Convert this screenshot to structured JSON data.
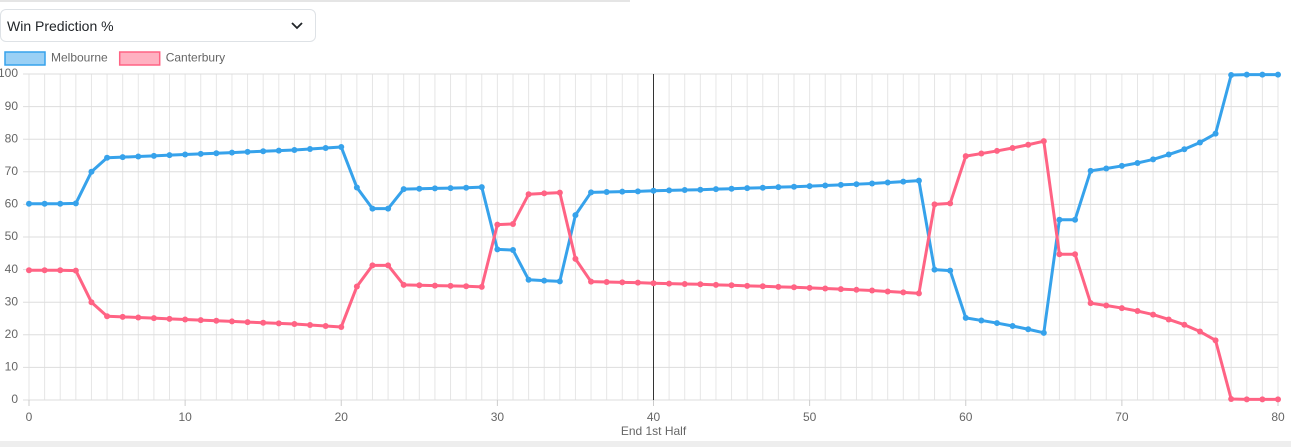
{
  "dropdown_label": "Win Prediction %",
  "chart_data": {
    "type": "line",
    "x": [
      0,
      1,
      2,
      3,
      4,
      5,
      6,
      7,
      8,
      9,
      10,
      11,
      12,
      13,
      14,
      15,
      16,
      17,
      18,
      19,
      20,
      21,
      22,
      23,
      24,
      25,
      26,
      27,
      28,
      29,
      30,
      31,
      32,
      33,
      34,
      35,
      36,
      37,
      38,
      39,
      40,
      41,
      42,
      43,
      44,
      45,
      46,
      47,
      48,
      49,
      50,
      51,
      52,
      53,
      54,
      55,
      56,
      57,
      58,
      59,
      60,
      61,
      62,
      63,
      64,
      65,
      66,
      67,
      68,
      69,
      70,
      71,
      72,
      73,
      74,
      75,
      76,
      77,
      78,
      79,
      80
    ],
    "series": [
      {
        "name": "Melbourne",
        "color": "#36a2eb",
        "values": [
          60.2,
          60.2,
          60.2,
          60.3,
          70,
          74.3,
          74.5,
          74.7,
          74.9,
          75.1,
          75.3,
          75.5,
          75.7,
          75.9,
          76.1,
          76.3,
          76.5,
          76.7,
          77,
          77.3,
          77.6,
          65.2,
          58.7,
          58.7,
          64.7,
          64.8,
          64.9,
          65,
          65.1,
          65.3,
          46.2,
          46,
          36.9,
          36.6,
          36.4,
          56.7,
          63.7,
          63.8,
          63.9,
          64,
          64.2,
          64.3,
          64.4,
          64.5,
          64.7,
          64.8,
          65,
          65.1,
          65.3,
          65.4,
          65.6,
          65.8,
          66,
          66.2,
          66.4,
          66.7,
          67,
          67.3,
          40,
          39.7,
          25.2,
          24.4,
          23.6,
          22.7,
          21.7,
          20.6,
          55.3,
          55.3,
          70.3,
          71,
          71.8,
          72.7,
          73.8,
          75.3,
          76.9,
          79,
          81.7,
          99.7,
          99.8,
          99.8,
          99.8
        ]
      },
      {
        "name": "Canterbury",
        "color": "#ff6384",
        "values": [
          39.8,
          39.8,
          39.8,
          39.7,
          30,
          25.7,
          25.5,
          25.3,
          25.1,
          24.9,
          24.7,
          24.5,
          24.3,
          24.1,
          23.9,
          23.7,
          23.5,
          23.3,
          23,
          22.7,
          22.4,
          34.8,
          41.3,
          41.3,
          35.3,
          35.2,
          35.1,
          35,
          34.9,
          34.7,
          53.8,
          54,
          63.1,
          63.4,
          63.6,
          43.3,
          36.3,
          36.2,
          36.1,
          36,
          35.8,
          35.7,
          35.6,
          35.5,
          35.3,
          35.2,
          35,
          34.9,
          34.7,
          34.6,
          34.4,
          34.2,
          34,
          33.8,
          33.6,
          33.3,
          33,
          32.7,
          60,
          60.3,
          74.8,
          75.6,
          76.4,
          77.3,
          78.3,
          79.4,
          44.7,
          44.7,
          29.7,
          29,
          28.2,
          27.3,
          26.2,
          24.7,
          23.1,
          21,
          18.3,
          0.3,
          0.2,
          0.2,
          0.2
        ]
      }
    ],
    "xlim": [
      0,
      80
    ],
    "xticks": [
      0,
      10,
      20,
      30,
      40,
      50,
      60,
      70,
      80
    ],
    "ylim": [
      0,
      100
    ],
    "yticks": [
      0,
      10,
      20,
      30,
      40,
      50,
      60,
      70,
      80,
      90,
      100
    ],
    "grid": true,
    "legend": "top-left",
    "annotations": [
      {
        "x": 40,
        "label": "End 1st Half"
      }
    ]
  }
}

■ ■ ■ ■

Work to do - Copy every line of the data word for word, omitting the images.

Full output -
Convert this screenshot to structured JSON data.
{
  "dropdown_label": "Win Prediction %",
  "chart_data": {
    "type": "line",
    "x": [
      0,
      1,
      2,
      3,
      4,
      5,
      6,
      7,
      8,
      9,
      10,
      11,
      12,
      13,
      14,
      15,
      16,
      17,
      18,
      19,
      20,
      21,
      22,
      23,
      24,
      25,
      26,
      27,
      28,
      29,
      30,
      31,
      32,
      33,
      34,
      35,
      36,
      37,
      38,
      39,
      40,
      41,
      42,
      43,
      44,
      45,
      46,
      47,
      48,
      49,
      50,
      51,
      52,
      53,
      54,
      55,
      56,
      57,
      58,
      59,
      60,
      61,
      62,
      63,
      64,
      65,
      66,
      67,
      68,
      69,
      70,
      71,
      72,
      73,
      74,
      75,
      76,
      77,
      78,
      79,
      80
    ],
    "series": [
      {
        "name": "Melbourne",
        "color": "#36a2eb",
        "values": [
          60.2,
          60.2,
          60.2,
          60.3,
          70,
          74.3,
          74.5,
          74.7,
          74.9,
          75.1,
          75.3,
          75.5,
          75.7,
          75.9,
          76.1,
          76.3,
          76.5,
          76.7,
          77,
          77.3,
          77.6,
          65.2,
          58.7,
          58.7,
          64.7,
          64.8,
          64.9,
          65,
          65.1,
          65.3,
          46.2,
          46,
          36.9,
          36.6,
          36.4,
          56.7,
          63.7,
          63.8,
          63.9,
          64,
          64.2,
          64.3,
          64.4,
          64.5,
          64.7,
          64.8,
          65,
          65.1,
          65.3,
          65.4,
          65.6,
          65.8,
          66,
          66.2,
          66.4,
          66.7,
          67,
          67.3,
          40,
          39.7,
          25.2,
          24.4,
          23.6,
          22.7,
          21.7,
          20.6,
          55.3,
          55.3,
          70.3,
          71,
          71.8,
          72.7,
          73.8,
          75.3,
          76.9,
          79,
          81.7,
          99.7,
          99.8,
          99.8,
          99.8
        ]
      },
      {
        "name": "Canterbury",
        "color": "#ff6384",
        "values": [
          39.8,
          39.8,
          39.8,
          39.7,
          30,
          25.7,
          25.5,
          25.3,
          25.1,
          24.9,
          24.7,
          24.5,
          24.3,
          24.1,
          23.9,
          23.7,
          23.5,
          23.3,
          23,
          22.7,
          22.4,
          34.8,
          41.3,
          41.3,
          35.3,
          35.2,
          35.1,
          35,
          34.9,
          34.7,
          53.8,
          54,
          63.1,
          63.4,
          63.6,
          43.3,
          36.3,
          36.2,
          36.1,
          36,
          35.8,
          35.7,
          35.6,
          35.5,
          35.3,
          35.2,
          35,
          34.9,
          34.7,
          34.6,
          34.4,
          34.2,
          34,
          33.8,
          33.6,
          33.3,
          33,
          32.7,
          60,
          60.3,
          74.8,
          75.6,
          76.4,
          77.3,
          78.3,
          79.4,
          44.7,
          44.7,
          29.7,
          29,
          28.2,
          27.3,
          26.2,
          24.7,
          23.1,
          21,
          18.3,
          0.3,
          0.2,
          0.2,
          0.2
        ]
      }
    ],
    "xlim": [
      0,
      80
    ],
    "xticks": [
      0,
      10,
      20,
      30,
      40,
      50,
      60,
      70,
      80
    ],
    "ylim": [
      0,
      100
    ],
    "yticks": [
      0,
      10,
      20,
      30,
      40,
      50,
      60,
      70,
      80,
      90,
      100
    ],
    "grid": true,
    "legend": "top-left",
    "annotations": [
      {
        "x": 40,
        "label": "End 1st Half"
      }
    ]
  }
}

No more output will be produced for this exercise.